I think it's essential long-term to reduce the number of gas-guzzlers coming into the country now. Those cars – the majority of those are not used on farms (Toyota Hilux and Ford Ranger have the highest sales in NZ) – will be on the road for the next 15 to 20 years. Same with busses: Wellington Council should have been forced to replace the trolley buses with fully electrical ones. Instead we got more polluting (incl. noise as a form of pollution) ones, that will be around for a long, long time.
By all means tax townies lux's, and the more intelligent tradies I know use Van's, they are a far better fit for their type of cargo.
But until there is a selection of ev Utes with 500 is of distance and towing power , remove it from rural utes.
what size ranch do you have that needs a 500 k range? our farm vehicles (utes and four wheelers) hardly ever do more that 80-100 k a day, and thats going between five different farmblocks and moving stock twice a day(currently doing that and grazing drycows). electric would suit us perfectly.as for towing power, electrics have unbeatable torque figures ,so towing is fine.
A gisborne coast farmer going to the sale in Napier would chew some ks in a day I expect. Pulling a 3 tonne trailer loaded up would take some grunt dontya think.
Interesting point BW and I'm afraid I don't see farmers as the enemy. A lot of farming communities have been gutted by big biz buying up and forest planting or running industrial cow size cow farms.
Yes there appear to be hybrid utes coming (but the toyota mentioned below may well not qualify because the other toyota hybrids are not actually plug in). Work vehicles are also tax deductible which lessens the impact – or purchasing off the second hand market.
What do you think would be the best transitional policy until electric and hybrids are more readily available in that sector.

○ ○ ○ ○

- Problem set -
**1)** Could you repeat the passage of the discussion of utes and electric vehicles between "I think it's" and "from rural utes.", inclusive, word for word?
**2)** In the discussion of utes and electric vehicles:
(a) Which two vehicle models does it say have the highest sales in NZ?
(b) How many kilometers a day do the farm vehicles of the commenter who grazes dry cows hardly ever exceed?
(c) What trailer weight is given for the Gisborne coast farmer heading to the sale in Napier?
These items have no connection to the discussion of utes and electric vehicles.

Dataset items
○ ○ ○ ○

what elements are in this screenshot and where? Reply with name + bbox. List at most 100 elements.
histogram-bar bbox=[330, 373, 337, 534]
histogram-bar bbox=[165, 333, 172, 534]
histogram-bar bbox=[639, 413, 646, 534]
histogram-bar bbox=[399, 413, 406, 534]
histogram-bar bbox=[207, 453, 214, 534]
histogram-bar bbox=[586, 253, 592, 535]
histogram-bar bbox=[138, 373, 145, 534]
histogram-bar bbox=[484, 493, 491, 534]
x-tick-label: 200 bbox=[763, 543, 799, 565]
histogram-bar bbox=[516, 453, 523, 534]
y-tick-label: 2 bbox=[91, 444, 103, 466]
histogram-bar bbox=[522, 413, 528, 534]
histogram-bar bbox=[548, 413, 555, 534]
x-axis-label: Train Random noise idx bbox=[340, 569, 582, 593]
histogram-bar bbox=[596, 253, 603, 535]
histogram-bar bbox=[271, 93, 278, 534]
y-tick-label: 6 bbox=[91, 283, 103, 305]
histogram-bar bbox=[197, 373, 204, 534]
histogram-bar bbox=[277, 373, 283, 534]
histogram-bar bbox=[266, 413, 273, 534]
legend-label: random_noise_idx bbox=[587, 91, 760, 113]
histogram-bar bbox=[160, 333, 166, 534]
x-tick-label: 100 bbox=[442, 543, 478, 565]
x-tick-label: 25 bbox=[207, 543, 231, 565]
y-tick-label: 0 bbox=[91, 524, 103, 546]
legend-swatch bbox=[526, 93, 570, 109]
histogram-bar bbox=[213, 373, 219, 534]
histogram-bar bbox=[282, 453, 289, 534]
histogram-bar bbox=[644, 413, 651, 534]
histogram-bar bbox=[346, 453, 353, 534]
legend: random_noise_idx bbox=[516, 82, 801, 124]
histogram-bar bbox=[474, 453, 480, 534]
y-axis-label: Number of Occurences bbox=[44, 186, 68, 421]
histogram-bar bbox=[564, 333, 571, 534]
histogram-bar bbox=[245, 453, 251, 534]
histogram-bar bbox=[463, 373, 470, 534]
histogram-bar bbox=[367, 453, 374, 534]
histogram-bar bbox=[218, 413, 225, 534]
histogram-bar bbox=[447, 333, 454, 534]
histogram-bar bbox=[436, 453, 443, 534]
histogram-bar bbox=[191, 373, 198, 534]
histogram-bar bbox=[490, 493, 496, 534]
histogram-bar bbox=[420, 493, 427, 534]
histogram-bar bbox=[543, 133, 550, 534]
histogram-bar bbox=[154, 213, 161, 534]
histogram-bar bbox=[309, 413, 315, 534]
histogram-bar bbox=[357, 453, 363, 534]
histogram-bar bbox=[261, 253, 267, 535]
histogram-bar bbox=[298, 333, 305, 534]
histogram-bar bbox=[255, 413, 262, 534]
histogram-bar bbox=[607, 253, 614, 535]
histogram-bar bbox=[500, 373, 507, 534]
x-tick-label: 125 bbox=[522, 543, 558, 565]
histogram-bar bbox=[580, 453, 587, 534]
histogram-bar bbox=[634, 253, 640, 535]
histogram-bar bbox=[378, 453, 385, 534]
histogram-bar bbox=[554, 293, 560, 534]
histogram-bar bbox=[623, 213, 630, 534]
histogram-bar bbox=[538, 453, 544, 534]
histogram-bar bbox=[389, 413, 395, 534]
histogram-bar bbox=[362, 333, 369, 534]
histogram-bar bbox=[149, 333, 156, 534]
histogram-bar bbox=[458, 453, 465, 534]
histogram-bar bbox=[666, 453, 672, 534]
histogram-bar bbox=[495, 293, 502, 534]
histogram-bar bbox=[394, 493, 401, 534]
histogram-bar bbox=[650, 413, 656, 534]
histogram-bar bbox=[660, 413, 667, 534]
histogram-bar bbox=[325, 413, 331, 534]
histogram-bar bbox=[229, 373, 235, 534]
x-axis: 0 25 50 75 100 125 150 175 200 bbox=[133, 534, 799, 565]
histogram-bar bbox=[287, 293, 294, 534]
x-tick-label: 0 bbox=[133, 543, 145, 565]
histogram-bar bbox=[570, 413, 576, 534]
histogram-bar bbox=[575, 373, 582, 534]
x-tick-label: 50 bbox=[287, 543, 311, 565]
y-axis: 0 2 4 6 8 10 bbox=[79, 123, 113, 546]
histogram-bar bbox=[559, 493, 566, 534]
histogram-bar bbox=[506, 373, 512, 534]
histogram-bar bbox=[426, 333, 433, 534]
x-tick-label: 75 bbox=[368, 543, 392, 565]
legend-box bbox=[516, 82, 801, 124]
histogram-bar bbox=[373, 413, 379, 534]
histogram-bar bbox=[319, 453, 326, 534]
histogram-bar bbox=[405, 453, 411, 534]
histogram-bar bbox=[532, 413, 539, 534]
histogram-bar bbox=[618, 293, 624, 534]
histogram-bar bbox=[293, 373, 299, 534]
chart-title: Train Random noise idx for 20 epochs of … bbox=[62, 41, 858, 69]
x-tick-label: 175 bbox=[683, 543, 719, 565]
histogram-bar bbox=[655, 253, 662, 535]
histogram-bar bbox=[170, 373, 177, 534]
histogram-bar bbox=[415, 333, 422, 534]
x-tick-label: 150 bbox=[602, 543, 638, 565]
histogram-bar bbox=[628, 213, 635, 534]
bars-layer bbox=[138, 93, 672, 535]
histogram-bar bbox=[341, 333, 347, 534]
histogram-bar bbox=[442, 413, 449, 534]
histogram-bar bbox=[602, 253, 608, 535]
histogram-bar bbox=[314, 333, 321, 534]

○ ○ ○ ○

- Task-by-task solutions -
**1)**
I think it's essential long-term to reduce the number of gas-guzzlers coming into the country now. Those cars – the majority of those are not used on farms (Toyota Hilux and Ford Ranger have the highest sales in NZ) – will be on the road for the next 15 to 20 years. Same with busses: Wellington Council should have been forced to replace the trolley buses with fully electrical ones. Instead we got more polluting (incl. noise as a form of pollution) ones, that will be around for a long, long time.
By all means tax townies lux's, and the more intelligent tradies I know use Van's, they are a far better fit for their type of cargo.
But until there is a selection of ev Utes with 500 is of distance and towing power , remove it from rural utes.

**2)**
(a) The Toyota Hilux and the Ford Ranger.
(b) 80-100 k a day.
(c) 3 tonnes.